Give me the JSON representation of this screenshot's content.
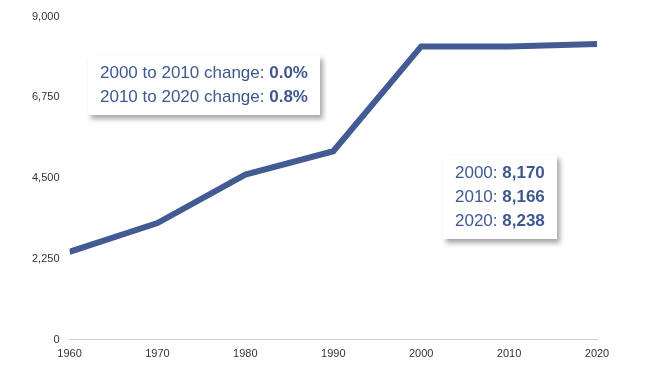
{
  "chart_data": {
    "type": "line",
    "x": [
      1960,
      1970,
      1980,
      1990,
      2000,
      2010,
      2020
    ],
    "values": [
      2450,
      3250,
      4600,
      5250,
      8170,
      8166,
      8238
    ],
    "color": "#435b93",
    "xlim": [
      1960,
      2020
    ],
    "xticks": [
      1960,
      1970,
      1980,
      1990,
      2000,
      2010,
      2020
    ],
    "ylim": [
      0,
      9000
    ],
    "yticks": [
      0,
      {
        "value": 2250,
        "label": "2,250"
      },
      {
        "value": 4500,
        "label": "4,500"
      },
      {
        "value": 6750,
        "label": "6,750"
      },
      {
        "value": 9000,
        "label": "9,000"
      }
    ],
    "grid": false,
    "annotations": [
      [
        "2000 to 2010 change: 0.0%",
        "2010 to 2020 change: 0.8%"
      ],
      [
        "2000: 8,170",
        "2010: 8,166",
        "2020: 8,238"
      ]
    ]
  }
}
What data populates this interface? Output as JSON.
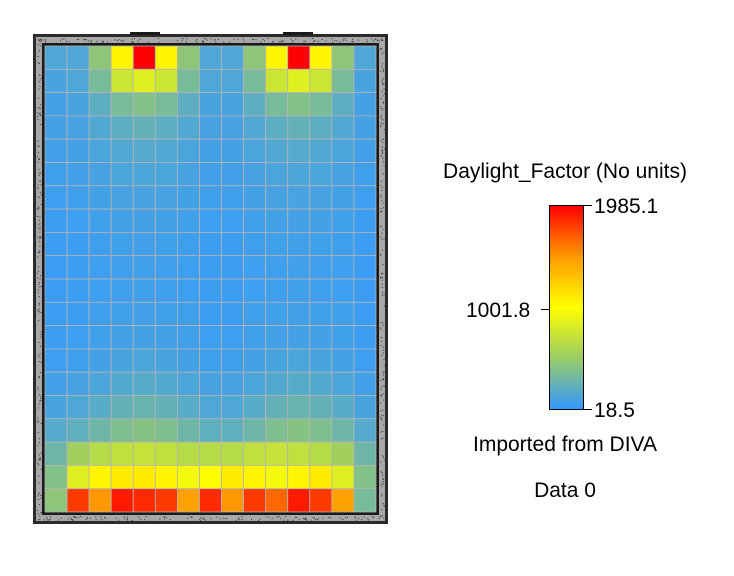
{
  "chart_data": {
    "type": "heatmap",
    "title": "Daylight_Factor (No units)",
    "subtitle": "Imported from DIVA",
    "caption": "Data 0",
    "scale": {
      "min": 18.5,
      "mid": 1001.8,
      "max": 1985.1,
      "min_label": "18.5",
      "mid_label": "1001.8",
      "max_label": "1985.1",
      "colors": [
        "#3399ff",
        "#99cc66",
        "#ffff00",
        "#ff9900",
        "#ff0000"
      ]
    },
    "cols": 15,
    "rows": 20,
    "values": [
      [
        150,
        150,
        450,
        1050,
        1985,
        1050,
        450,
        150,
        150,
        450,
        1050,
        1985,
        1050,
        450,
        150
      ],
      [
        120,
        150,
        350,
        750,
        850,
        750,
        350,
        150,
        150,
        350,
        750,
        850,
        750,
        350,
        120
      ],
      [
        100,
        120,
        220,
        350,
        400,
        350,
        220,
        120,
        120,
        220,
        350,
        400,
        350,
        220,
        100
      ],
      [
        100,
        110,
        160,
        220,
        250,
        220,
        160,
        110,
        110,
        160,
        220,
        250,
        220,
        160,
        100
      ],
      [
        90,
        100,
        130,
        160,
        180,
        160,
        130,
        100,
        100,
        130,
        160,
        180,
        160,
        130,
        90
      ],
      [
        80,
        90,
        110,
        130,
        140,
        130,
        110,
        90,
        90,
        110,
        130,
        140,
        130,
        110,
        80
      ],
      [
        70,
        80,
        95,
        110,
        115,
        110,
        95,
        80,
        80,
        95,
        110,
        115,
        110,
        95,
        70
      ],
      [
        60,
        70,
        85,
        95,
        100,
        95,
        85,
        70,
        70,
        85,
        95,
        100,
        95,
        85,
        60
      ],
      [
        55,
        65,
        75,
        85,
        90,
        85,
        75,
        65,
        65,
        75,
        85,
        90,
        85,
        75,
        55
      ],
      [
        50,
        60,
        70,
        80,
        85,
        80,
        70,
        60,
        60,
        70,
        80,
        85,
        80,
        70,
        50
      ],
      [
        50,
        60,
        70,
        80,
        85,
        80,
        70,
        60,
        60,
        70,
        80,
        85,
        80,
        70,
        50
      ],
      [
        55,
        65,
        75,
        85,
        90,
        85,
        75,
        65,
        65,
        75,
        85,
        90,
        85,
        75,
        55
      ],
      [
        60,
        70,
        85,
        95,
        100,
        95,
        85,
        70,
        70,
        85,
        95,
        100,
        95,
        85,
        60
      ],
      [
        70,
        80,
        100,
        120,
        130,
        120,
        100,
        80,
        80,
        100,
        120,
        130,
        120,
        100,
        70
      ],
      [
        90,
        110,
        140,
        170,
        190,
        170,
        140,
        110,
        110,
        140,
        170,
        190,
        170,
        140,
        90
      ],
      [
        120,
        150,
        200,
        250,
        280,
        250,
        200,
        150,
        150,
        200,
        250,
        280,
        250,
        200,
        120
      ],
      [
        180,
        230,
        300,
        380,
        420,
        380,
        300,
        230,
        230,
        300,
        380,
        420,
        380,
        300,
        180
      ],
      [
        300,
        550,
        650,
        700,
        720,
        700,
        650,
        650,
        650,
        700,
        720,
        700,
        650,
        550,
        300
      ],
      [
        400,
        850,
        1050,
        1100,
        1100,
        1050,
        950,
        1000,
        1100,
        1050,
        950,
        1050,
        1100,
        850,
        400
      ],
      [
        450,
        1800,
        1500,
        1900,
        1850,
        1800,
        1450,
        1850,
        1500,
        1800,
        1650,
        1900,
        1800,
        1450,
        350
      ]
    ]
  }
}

..............................

The request
Each line that holds the word "this" is to be copied.

Problem solution
Give me the JSON representation of this screenshot's content.
What data populates this interface? Output as JSON.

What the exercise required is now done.